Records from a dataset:
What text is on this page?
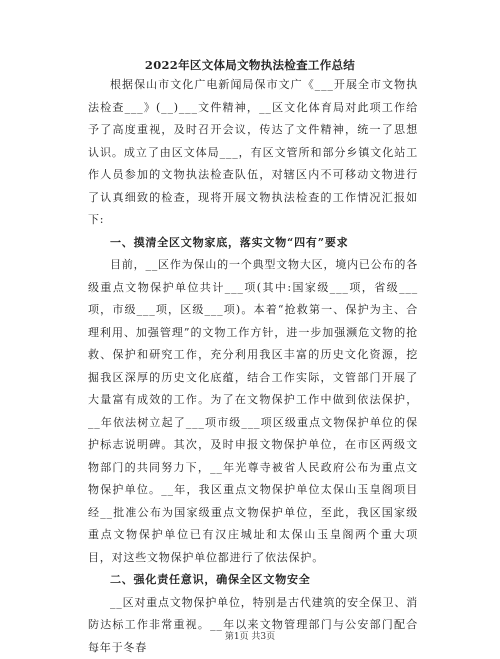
2022年区文体局文物执法检查工作总结

根据保山市文化广电新闻局保市文广《___开展全市文物执法检查___》(__)___文件精神，__区文化体育局对此项工作给予了高度重视，及时召开会议，传达了文件精神，统一了思想认识。成立了由区文体局___，有区文管所和部分乡镇文化站工作人员参加的文物执法检查队伍，对辖区内不可移动文物进行了认真细致的检查，现将开展文物执法检查的工作情况汇报如下:

一、摸清全区文物家底，落实文物“四有”要求

目前，__区作为保山的一个典型文物大区，境内已公布的各级重点文物保护单位共计___项(其中:国家级___项，省级___项，市级___项，区级___项)。本着“抢救第一、保护为主、合理利用、加强管理”的文物工作方针，进一步加强濒危文物的抢救、保护和研究工作，充分利用我区丰富的历史文化资源，挖掘我区深厚的历史文化底蕴，结合工作实际，文管部门开展了大量富有成效的工作。为了在文物保护工作中做到依法保护，__年依法树立起了___项市级___项区级重点文物保护单位的保护标志说明碑。其次，及时申报文物保护单位，在市区两级文物部门的共同努力下，__年光尊寺被省人民政府公布为重点文物保护单位。__年，我区重点文物保护单位太保山玉皇阁项目经__批准公布为国家级重点文物保护单位，至此，我区国家级重点文物保护单位已有汉庄城址和太保山玉皇阁两个重大项目，对这些文物保护单位都进行了依法保护。

二、强化责任意识，确保全区文物安全

__区对重点文物保护单位，特别是古代建筑的安全保卫、消防达标工作非常重视。__年以来文物管理部门与公安部门配合每年于冬春

第1页 共3页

Objective ▸
The material above holds pictures; copy everything else in it exactly.

Full answer ▸
What text is on this page?
2022年区文体局文物执法检查工作总结

根据保山市文化广电新闻局保市文广《___开展全市文物执法检查___》(__)___文件精神，__区文化体育局对此项工作给予了高度重视，及时召开会议，传达了文件精神，统一了思想认识。成立了由区文体局___，有区文管所和部分乡镇文化站工作人员参加的文物执法检查队伍，对辖区内不可移动文物进行了认真细致的检查，现将开展文物执法检查的工作情况汇报如下:

一、摸清全区文物家底，落实文物“四有”要求

目前，__区作为保山的一个典型文物大区，境内已公布的各级重点文物保护单位共计___项(其中:国家级___项，省级___项，市级___项，区级___项)。本着“抢救第一、保护为主、合理利用、加强管理”的文物工作方针，进一步加强濒危文物的抢救、保护和研究工作，充分利用我区丰富的历史文化资源，挖掘我区深厚的历史文化底蕴，结合工作实际，文管部门开展了大量富有成效的工作。为了在文物保护工作中做到依法保护，__年依法树立起了___项市级___项区级重点文物保护单位的保护标志说明碑。其次，及时申报文物保护单位，在市区两级文物部门的共同努力下，__年光尊寺被省人民政府公布为重点文物保护单位。__年，我区重点文物保护单位太保山玉皇阁项目经__批准公布为国家级重点文物保护单位，至此，我区国家级重点文物保护单位已有汉庄城址和太保山玉皇阁两个重大项目，对这些文物保护单位都进行了依法保护。

二、强化责任意识，确保全区文物安全

__区对重点文物保护单位，特别是古代建筑的安全保卫、消防达标工作非常重视。__年以来文物管理部门与公安部门配合每年于冬春

第1页 共3页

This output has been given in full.